▶ [REQUIRED WORK]: Transcribe the entries that follow, word for word.

►

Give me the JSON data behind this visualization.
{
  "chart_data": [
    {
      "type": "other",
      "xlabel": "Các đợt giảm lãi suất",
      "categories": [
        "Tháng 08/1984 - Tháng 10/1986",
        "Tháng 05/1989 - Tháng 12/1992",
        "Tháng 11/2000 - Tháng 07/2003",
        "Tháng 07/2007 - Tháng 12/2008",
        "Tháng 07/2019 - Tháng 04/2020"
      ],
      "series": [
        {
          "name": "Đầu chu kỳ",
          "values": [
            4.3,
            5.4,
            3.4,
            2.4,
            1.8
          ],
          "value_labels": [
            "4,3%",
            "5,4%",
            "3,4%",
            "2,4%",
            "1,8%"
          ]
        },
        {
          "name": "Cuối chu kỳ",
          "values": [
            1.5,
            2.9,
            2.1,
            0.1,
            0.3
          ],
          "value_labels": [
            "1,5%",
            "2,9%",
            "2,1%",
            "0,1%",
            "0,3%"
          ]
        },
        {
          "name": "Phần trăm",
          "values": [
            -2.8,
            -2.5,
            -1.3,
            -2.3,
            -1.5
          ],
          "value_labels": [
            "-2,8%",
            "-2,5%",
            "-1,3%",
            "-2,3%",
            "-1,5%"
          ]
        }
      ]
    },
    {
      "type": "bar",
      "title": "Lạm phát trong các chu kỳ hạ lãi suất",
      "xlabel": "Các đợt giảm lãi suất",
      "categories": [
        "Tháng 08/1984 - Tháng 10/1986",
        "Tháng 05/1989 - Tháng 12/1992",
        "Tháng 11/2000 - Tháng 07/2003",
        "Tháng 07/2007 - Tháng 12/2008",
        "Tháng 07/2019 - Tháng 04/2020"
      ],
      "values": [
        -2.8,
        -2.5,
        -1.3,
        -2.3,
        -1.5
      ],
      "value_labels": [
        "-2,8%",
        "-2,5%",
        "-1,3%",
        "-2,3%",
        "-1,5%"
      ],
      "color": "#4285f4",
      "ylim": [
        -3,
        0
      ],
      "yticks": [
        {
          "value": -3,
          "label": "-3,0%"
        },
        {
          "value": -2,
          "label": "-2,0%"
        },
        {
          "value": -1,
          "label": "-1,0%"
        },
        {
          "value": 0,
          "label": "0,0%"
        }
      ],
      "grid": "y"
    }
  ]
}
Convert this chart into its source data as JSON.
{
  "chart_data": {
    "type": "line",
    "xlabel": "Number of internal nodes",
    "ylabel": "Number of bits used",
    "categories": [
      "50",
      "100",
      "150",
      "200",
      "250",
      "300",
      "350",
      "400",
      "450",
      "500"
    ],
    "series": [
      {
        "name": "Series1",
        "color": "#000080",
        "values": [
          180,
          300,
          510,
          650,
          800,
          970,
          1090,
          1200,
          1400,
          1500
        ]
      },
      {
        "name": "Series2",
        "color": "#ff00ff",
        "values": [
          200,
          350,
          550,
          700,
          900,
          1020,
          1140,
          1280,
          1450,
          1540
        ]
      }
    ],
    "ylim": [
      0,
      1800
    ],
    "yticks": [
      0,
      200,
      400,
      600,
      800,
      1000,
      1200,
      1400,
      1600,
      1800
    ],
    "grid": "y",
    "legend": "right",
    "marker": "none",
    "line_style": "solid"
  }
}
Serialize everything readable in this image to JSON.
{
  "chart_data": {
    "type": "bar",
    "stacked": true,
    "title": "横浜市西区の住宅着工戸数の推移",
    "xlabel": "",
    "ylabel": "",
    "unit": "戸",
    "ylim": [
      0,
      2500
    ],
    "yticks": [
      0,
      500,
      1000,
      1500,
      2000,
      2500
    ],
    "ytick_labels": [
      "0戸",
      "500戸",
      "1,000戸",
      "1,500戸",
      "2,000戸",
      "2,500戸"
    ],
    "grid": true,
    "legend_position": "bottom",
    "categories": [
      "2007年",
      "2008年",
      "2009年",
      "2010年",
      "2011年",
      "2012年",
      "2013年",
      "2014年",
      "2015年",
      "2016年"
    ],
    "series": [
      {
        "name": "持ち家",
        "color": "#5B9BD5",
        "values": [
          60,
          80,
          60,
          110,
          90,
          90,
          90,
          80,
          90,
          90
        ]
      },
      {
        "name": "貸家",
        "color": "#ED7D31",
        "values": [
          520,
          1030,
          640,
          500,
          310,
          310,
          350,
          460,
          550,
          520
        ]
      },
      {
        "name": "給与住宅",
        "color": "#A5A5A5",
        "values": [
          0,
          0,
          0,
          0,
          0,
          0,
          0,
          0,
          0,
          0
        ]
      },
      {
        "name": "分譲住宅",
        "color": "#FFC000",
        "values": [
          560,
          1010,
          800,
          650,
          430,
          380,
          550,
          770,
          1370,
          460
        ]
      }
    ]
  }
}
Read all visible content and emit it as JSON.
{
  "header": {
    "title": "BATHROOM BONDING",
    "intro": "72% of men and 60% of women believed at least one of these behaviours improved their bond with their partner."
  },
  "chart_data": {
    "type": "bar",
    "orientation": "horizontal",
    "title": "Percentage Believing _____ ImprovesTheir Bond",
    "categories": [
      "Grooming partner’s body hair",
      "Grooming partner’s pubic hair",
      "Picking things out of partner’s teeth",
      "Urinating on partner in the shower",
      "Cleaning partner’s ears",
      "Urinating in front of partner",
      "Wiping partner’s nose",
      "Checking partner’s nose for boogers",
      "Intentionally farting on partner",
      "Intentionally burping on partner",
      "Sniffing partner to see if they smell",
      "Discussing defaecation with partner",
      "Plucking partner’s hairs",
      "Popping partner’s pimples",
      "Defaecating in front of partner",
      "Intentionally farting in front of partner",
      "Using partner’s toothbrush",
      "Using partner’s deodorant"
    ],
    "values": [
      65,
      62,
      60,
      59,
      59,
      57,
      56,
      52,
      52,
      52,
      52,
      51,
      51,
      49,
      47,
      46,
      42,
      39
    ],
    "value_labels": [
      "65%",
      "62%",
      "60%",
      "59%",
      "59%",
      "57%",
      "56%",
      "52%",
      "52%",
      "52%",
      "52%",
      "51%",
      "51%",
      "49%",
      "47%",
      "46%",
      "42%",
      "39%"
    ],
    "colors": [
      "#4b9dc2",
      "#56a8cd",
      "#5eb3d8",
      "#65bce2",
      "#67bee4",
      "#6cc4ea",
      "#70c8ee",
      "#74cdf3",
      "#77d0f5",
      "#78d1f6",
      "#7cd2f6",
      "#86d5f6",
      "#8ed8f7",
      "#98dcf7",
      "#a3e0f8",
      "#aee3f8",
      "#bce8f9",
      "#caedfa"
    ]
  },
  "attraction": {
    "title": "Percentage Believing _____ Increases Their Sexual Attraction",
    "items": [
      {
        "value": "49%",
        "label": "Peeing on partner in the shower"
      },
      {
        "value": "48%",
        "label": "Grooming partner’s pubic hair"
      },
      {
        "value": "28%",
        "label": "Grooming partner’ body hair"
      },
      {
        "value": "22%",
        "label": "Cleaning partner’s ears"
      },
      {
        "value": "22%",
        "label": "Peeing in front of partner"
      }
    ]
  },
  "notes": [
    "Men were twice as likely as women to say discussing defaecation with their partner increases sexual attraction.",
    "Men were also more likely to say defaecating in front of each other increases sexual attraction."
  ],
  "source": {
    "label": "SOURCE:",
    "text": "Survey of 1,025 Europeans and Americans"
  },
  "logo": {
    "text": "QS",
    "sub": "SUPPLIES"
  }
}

◄

▶ [ANSWER TO THIS PROBLEM]:
Give me the JSON data behind this visualization.
{
  "chart_data": [
    {
      "type": "other",
      "xlabel": "Các đợt giảm lãi suất",
      "categories": [
        "Tháng 08/1984 - Tháng 10/1986",
        "Tháng 05/1989 - Tháng 12/1992",
        "Tháng 11/2000 - Tháng 07/2003",
        "Tháng 07/2007 - Tháng 12/2008",
        "Tháng 07/2019 - Tháng 04/2020"
      ],
      "series": [
        {
          "name": "Đầu chu kỳ",
          "values": [
            4.3,
            5.4,
            3.4,
            2.4,
            1.8
          ],
          "value_labels": [
            "4,3%",
            "5,4%",
            "3,4%",
            "2,4%",
            "1,8%"
          ]
        },
        {
          "name": "Cuối chu kỳ",
          "values": [
            1.5,
            2.9,
            2.1,
            0.1,
            0.3
          ],
          "value_labels": [
            "1,5%",
            "2,9%",
            "2,1%",
            "0,1%",
            "0,3%"
          ]
        },
        {
          "name": "Phần trăm",
          "values": [
            -2.8,
            -2.5,
            -1.3,
            -2.3,
            -1.5
          ],
          "value_labels": [
            "-2,8%",
            "-2,5%",
            "-1,3%",
            "-2,3%",
            "-1,5%"
          ]
        }
      ]
    },
    {
      "type": "bar",
      "title": "Lạm phát trong các chu kỳ hạ lãi suất",
      "xlabel": "Các đợt giảm lãi suất",
      "categories": [
        "Tháng 08/1984 - Tháng 10/1986",
        "Tháng 05/1989 - Tháng 12/1992",
        "Tháng 11/2000 - Tháng 07/2003",
        "Tháng 07/2007 - Tháng 12/2008",
        "Tháng 07/2019 - Tháng 04/2020"
      ],
      "values": [
        -2.8,
        -2.5,
        -1.3,
        -2.3,
        -1.5
      ],
      "value_labels": [
        "-2,8%",
        "-2,5%",
        "-1,3%",
        "-2,3%",
        "-1,5%"
      ],
      "color": "#4285f4",
      "ylim": [
        -3,
        0
      ],
      "yticks": [
        {
          "value": -3,
          "label": "-3,0%"
        },
        {
          "value": -2,
          "label": "-2,0%"
        },
        {
          "value": -1,
          "label": "-1,0%"
        },
        {
          "value": 0,
          "label": "0,0%"
        }
      ],
      "grid": "y"
    }
  ]
}
Convert this chart into its source data as JSON.
{
  "chart_data": {
    "type": "line",
    "xlabel": "Number of internal nodes",
    "ylabel": "Number of bits used",
    "categories": [
      "50",
      "100",
      "150",
      "200",
      "250",
      "300",
      "350",
      "400",
      "450",
      "500"
    ],
    "series": [
      {
        "name": "Series1",
        "color": "#000080",
        "values": [
          180,
          300,
          510,
          650,
          800,
          970,
          1090,
          1200,
          1400,
          1500
        ]
      },
      {
        "name": "Series2",
        "color": "#ff00ff",
        "values": [
          200,
          350,
          550,
          700,
          900,
          1020,
          1140,
          1280,
          1450,
          1540
        ]
      }
    ],
    "ylim": [
      0,
      1800
    ],
    "yticks": [
      0,
      200,
      400,
      600,
      800,
      1000,
      1200,
      1400,
      1600,
      1800
    ],
    "grid": "y",
    "legend": "right",
    "marker": "none",
    "line_style": "solid"
  }
}
Serialize everything readable in this image to JSON.
{
  "chart_data": {
    "type": "bar",
    "stacked": true,
    "title": "横浜市西区の住宅着工戸数の推移",
    "xlabel": "",
    "ylabel": "",
    "unit": "戸",
    "ylim": [
      0,
      2500
    ],
    "yticks": [
      0,
      500,
      1000,
      1500,
      2000,
      2500
    ],
    "ytick_labels": [
      "0戸",
      "500戸",
      "1,000戸",
      "1,500戸",
      "2,000戸",
      "2,500戸"
    ],
    "grid": true,
    "legend_position": "bottom",
    "categories": [
      "2007年",
      "2008年",
      "2009年",
      "2010年",
      "2011年",
      "2012年",
      "2013年",
      "2014年",
      "2015年",
      "2016年"
    ],
    "series": [
      {
        "name": "持ち家",
        "color": "#5B9BD5",
        "values": [
          60,
          80,
          60,
          110,
          90,
          90,
          90,
          80,
          90,
          90
        ]
      },
      {
        "name": "貸家",
        "color": "#ED7D31",
        "values": [
          520,
          1030,
          640,
          500,
          310,
          310,
          350,
          460,
          550,
          520
        ]
      },
      {
        "name": "給与住宅",
        "color": "#A5A5A5",
        "values": [
          0,
          0,
          0,
          0,
          0,
          0,
          0,
          0,
          0,
          0
        ]
      },
      {
        "name": "分譲住宅",
        "color": "#FFC000",
        "values": [
          560,
          1010,
          800,
          650,
          430,
          380,
          550,
          770,
          1370,
          460
        ]
      }
    ]
  }
}
Read all visible content and emit it as JSON.
{
  "header": {
    "title": "BATHROOM BONDING",
    "intro": "72% of men and 60% of women believed at least one of these behaviours improved their bond with their partner."
  },
  "chart_data": {
    "type": "bar",
    "orientation": "horizontal",
    "title": "Percentage Believing _____ ImprovesTheir Bond",
    "categories": [
      "Grooming partner’s body hair",
      "Grooming partner’s pubic hair",
      "Picking things out of partner’s teeth",
      "Urinating on partner in the shower",
      "Cleaning partner’s ears",
      "Urinating in front of partner",
      "Wiping partner’s nose",
      "Checking partner’s nose for boogers",
      "Intentionally farting on partner",
      "Intentionally burping on partner",
      "Sniffing partner to see if they smell",
      "Discussing defaecation with partner",
      "Plucking partner’s hairs",
      "Popping partner’s pimples",
      "Defaecating in front of partner",
      "Intentionally farting in front of partner",
      "Using partner’s toothbrush",
      "Using partner’s deodorant"
    ],
    "values": [
      65,
      62,
      60,
      59,
      59,
      57,
      56,
      52,
      52,
      52,
      52,
      51,
      51,
      49,
      47,
      46,
      42,
      39
    ],
    "value_labels": [
      "65%",
      "62%",
      "60%",
      "59%",
      "59%",
      "57%",
      "56%",
      "52%",
      "52%",
      "52%",
      "52%",
      "51%",
      "51%",
      "49%",
      "47%",
      "46%",
      "42%",
      "39%"
    ],
    "colors": [
      "#4b9dc2",
      "#56a8cd",
      "#5eb3d8",
      "#65bce2",
      "#67bee4",
      "#6cc4ea",
      "#70c8ee",
      "#74cdf3",
      "#77d0f5",
      "#78d1f6",
      "#7cd2f6",
      "#86d5f6",
      "#8ed8f7",
      "#98dcf7",
      "#a3e0f8",
      "#aee3f8",
      "#bce8f9",
      "#caedfa"
    ]
  },
  "attraction": {
    "title": "Percentage Believing _____ Increases Their Sexual Attraction",
    "items": [
      {
        "value": "49%",
        "label": "Peeing on partner in the shower"
      },
      {
        "value": "48%",
        "label": "Grooming partner’s pubic hair"
      },
      {
        "value": "28%",
        "label": "Grooming partner’ body hair"
      },
      {
        "value": "22%",
        "label": "Cleaning partner’s ears"
      },
      {
        "value": "22%",
        "label": "Peeing in front of partner"
      }
    ]
  },
  "notes": [
    "Men were twice as likely as women to say discussing defaecation with their partner increases sexual attraction.",
    "Men were also more likely to say defaecating in front of each other increases sexual attraction."
  ],
  "source": {
    "label": "SOURCE:",
    "text": "Survey of 1,025 Europeans and Americans"
  },
  "logo": {
    "text": "QS",
    "sub": "SUPPLIES"
  }
}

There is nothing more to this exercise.